DO THIS: Tally the lines holding "search" and state only that figure.

GIVEN RECORDS:
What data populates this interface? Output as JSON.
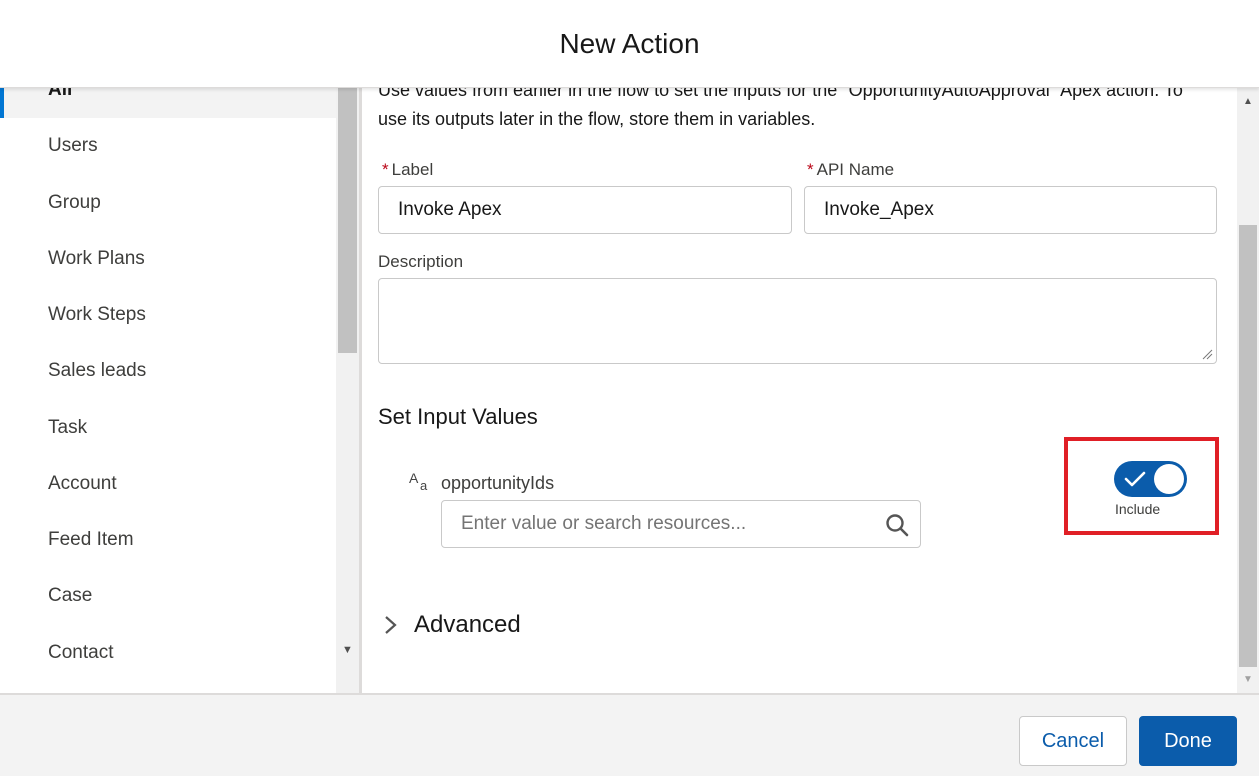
{
  "modal": {
    "title": "New Action"
  },
  "sidebar": {
    "items": [
      {
        "label": "All",
        "selected": true
      },
      {
        "label": "Users"
      },
      {
        "label": "Group"
      },
      {
        "label": "Work Plans"
      },
      {
        "label": "Work Steps"
      },
      {
        "label": "Sales leads"
      },
      {
        "label": "Task"
      },
      {
        "label": "Account"
      },
      {
        "label": "Feed Item"
      },
      {
        "label": "Case"
      },
      {
        "label": "Contact"
      }
    ]
  },
  "main": {
    "intro": "Use values from earlier in the flow to set the inputs for the \"OpportunityAutoApproval\" Apex action. To use its outputs later in the flow, store them in variables.",
    "label_field": {
      "label": "Label",
      "value": "Invoke Apex",
      "required_mark": "*"
    },
    "api_name_field": {
      "label": "API Name",
      "value": "Invoke_Apex",
      "required_mark": "*"
    },
    "description_field": {
      "label": "Description",
      "value": ""
    },
    "input_section": {
      "title": "Set Input Values",
      "param_label": "opportunityIds",
      "param_icon": "text-type-icon",
      "search_placeholder": "Enter value or search resources...",
      "toggle_label": "Include",
      "toggle_on": true,
      "highlight_color": "#e01f26"
    },
    "advanced_label": "Advanced"
  },
  "footer": {
    "cancel_label": "Cancel",
    "done_label": "Done"
  },
  "colors": {
    "brand": "#0b5cab",
    "selected_accent": "#0176d3",
    "required": "#ba0517"
  }
}
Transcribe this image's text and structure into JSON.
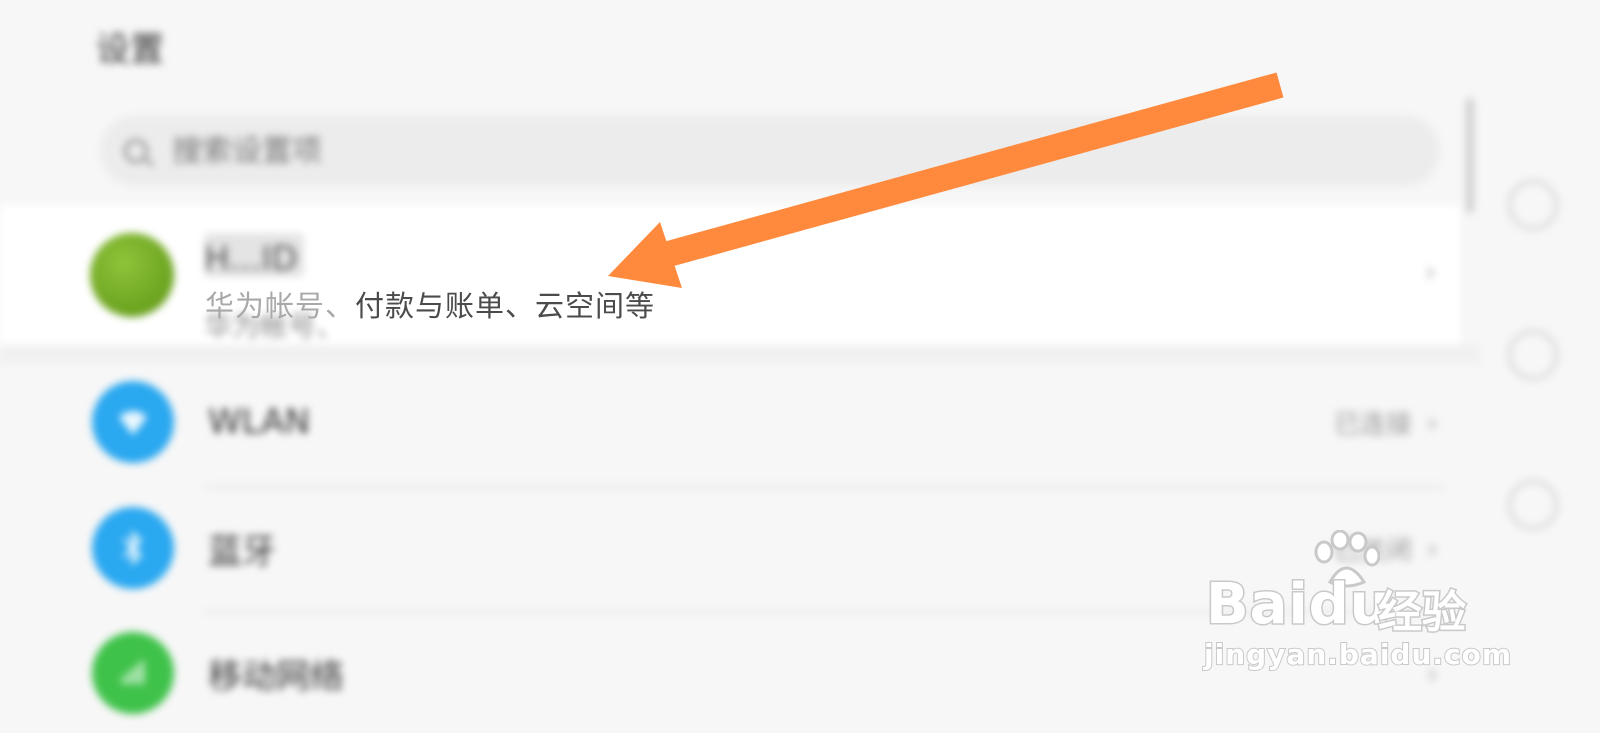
{
  "header": {
    "title": "设置"
  },
  "search": {
    "placeholder": "搜索设置项"
  },
  "account": {
    "name": "H...ID",
    "subtitle_faded": "华为帐号、",
    "subtitle_visible": "付款与账单、云空间等"
  },
  "settings": [
    {
      "label": "WLAN",
      "value": "已连接",
      "icon": "wifi-icon",
      "color": "#2aa8f0"
    },
    {
      "label": "蓝牙",
      "value": "已关闭",
      "icon": "bluetooth-icon",
      "color": "#2aa8f0"
    },
    {
      "label": "移动网络",
      "value": "",
      "icon": "mobile-network-icon",
      "color": "#3fc24a"
    }
  ],
  "annotation": {
    "arrow_color": "#ff8a3d"
  },
  "watermark": {
    "brand": "Baidu",
    "product": "经验",
    "url": "jingyan.baidu.com"
  }
}
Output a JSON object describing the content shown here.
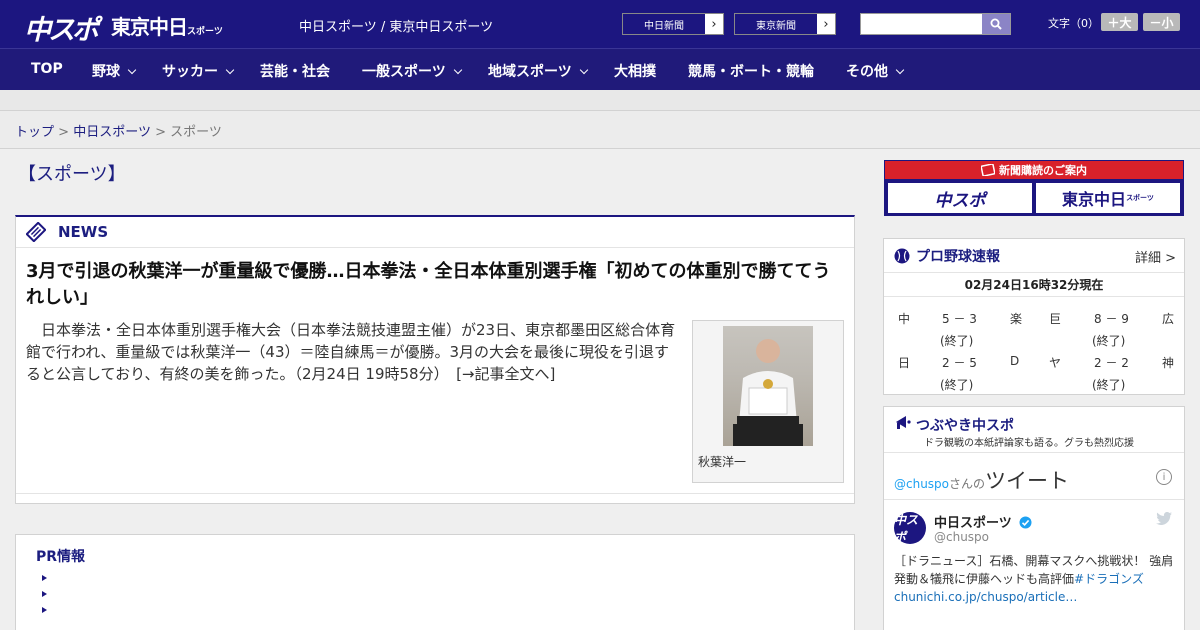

RESPONSE BELOW: 2